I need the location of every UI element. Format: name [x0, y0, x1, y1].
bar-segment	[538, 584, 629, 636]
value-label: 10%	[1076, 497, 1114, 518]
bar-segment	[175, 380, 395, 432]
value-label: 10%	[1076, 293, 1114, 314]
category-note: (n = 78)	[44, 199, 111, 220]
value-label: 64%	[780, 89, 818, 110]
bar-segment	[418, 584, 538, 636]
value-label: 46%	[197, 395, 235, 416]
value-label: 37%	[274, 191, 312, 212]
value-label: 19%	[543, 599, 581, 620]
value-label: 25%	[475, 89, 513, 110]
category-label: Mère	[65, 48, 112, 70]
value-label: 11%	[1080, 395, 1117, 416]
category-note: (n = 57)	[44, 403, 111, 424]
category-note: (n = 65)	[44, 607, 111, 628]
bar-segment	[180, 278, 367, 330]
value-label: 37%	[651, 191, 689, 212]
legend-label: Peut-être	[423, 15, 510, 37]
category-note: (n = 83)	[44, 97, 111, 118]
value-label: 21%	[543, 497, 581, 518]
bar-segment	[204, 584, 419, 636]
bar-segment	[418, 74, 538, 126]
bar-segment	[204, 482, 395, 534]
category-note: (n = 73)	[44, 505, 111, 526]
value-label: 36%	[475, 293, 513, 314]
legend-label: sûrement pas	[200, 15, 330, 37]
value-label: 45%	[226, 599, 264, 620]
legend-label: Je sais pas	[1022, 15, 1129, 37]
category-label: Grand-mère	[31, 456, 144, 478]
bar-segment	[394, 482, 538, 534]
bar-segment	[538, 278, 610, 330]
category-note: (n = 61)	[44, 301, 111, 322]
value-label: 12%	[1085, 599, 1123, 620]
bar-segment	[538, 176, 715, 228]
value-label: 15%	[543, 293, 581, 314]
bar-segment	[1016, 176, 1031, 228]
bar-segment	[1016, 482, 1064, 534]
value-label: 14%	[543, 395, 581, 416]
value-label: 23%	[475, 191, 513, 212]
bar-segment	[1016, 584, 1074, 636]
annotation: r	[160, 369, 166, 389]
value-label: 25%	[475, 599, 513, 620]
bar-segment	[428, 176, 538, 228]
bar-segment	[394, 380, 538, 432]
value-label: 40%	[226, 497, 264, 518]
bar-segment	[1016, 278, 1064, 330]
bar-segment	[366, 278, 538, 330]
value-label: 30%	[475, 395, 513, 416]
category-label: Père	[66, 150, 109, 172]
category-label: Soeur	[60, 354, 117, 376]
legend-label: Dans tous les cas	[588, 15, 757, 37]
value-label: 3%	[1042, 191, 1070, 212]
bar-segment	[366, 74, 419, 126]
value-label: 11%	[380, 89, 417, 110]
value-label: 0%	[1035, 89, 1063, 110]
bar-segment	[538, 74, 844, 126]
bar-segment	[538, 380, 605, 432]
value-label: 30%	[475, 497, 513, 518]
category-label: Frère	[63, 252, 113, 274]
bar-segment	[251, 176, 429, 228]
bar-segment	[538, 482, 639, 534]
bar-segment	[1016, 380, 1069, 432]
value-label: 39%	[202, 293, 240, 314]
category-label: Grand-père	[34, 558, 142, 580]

═══

:: Goal of the exercise ::
Copy every line above word for word, keeping each one as it stands.

:: Answer to the exercise ::
I need the location of every UI element. Format: name [x0, y0, x1, y1].
bar-segment	[538, 584, 629, 636]
value-label: 10%	[1076, 497, 1114, 518]
bar-segment	[175, 380, 395, 432]
value-label: 10%	[1076, 293, 1114, 314]
category-note: (n = 78)	[44, 199, 111, 220]
value-label: 64%	[780, 89, 818, 110]
bar-segment	[418, 584, 538, 636]
value-label: 46%	[197, 395, 235, 416]
value-label: 37%	[274, 191, 312, 212]
value-label: 19%	[543, 599, 581, 620]
value-label: 25%	[475, 89, 513, 110]
category-label: Mère	[65, 48, 112, 70]
value-label: 11%	[1080, 395, 1117, 416]
category-note: (n = 57)	[44, 403, 111, 424]
category-note: (n = 65)	[44, 607, 111, 628]
bar-segment	[180, 278, 367, 330]
value-label: 37%	[651, 191, 689, 212]
legend-label: Peut-être	[423, 15, 510, 37]
category-note: (n = 83)	[44, 97, 111, 118]
value-label: 21%	[543, 497, 581, 518]
bar-segment	[204, 584, 419, 636]
bar-segment	[418, 74, 538, 126]
bar-segment	[204, 482, 395, 534]
category-note: (n = 73)	[44, 505, 111, 526]
value-label: 36%	[475, 293, 513, 314]
legend-label: sûrement pas	[200, 15, 330, 37]
value-label: 45%	[226, 599, 264, 620]
legend-label: Je sais pas	[1022, 15, 1129, 37]
category-label: Grand-mère	[31, 456, 144, 478]
bar-segment	[394, 482, 538, 534]
bar-segment	[538, 278, 610, 330]
category-note: (n = 61)	[44, 301, 111, 322]
value-label: 12%	[1085, 599, 1123, 620]
bar-segment	[538, 176, 715, 228]
value-label: 15%	[543, 293, 581, 314]
bar-segment	[1016, 176, 1031, 228]
bar-segment	[1016, 482, 1064, 534]
value-label: 14%	[543, 395, 581, 416]
value-label: 23%	[475, 191, 513, 212]
bar-segment	[1016, 584, 1074, 636]
annotation: r	[160, 369, 166, 389]
value-label: 25%	[475, 599, 513, 620]
bar-segment	[428, 176, 538, 228]
bar-segment	[394, 380, 538, 432]
value-label: 40%	[226, 497, 264, 518]
bar-segment	[1016, 278, 1064, 330]
bar-segment	[366, 278, 538, 330]
value-label: 30%	[475, 395, 513, 416]
category-label: Père	[66, 150, 109, 172]
category-label: Soeur	[60, 354, 117, 376]
legend-label: Dans tous les cas	[588, 15, 757, 37]
value-label: 3%	[1042, 191, 1070, 212]
bar-segment	[366, 74, 419, 126]
value-label: 11%	[380, 89, 417, 110]
value-label: 0%	[1035, 89, 1063, 110]
bar-segment	[538, 74, 844, 126]
bar-segment	[538, 380, 605, 432]
value-label: 30%	[475, 497, 513, 518]
category-label: Frère	[63, 252, 113, 274]
bar-segment	[251, 176, 429, 228]
bar-segment	[538, 482, 639, 534]
bar-segment	[1016, 380, 1069, 432]
value-label: 39%	[202, 293, 240, 314]
category-label: Grand-père	[34, 558, 142, 580]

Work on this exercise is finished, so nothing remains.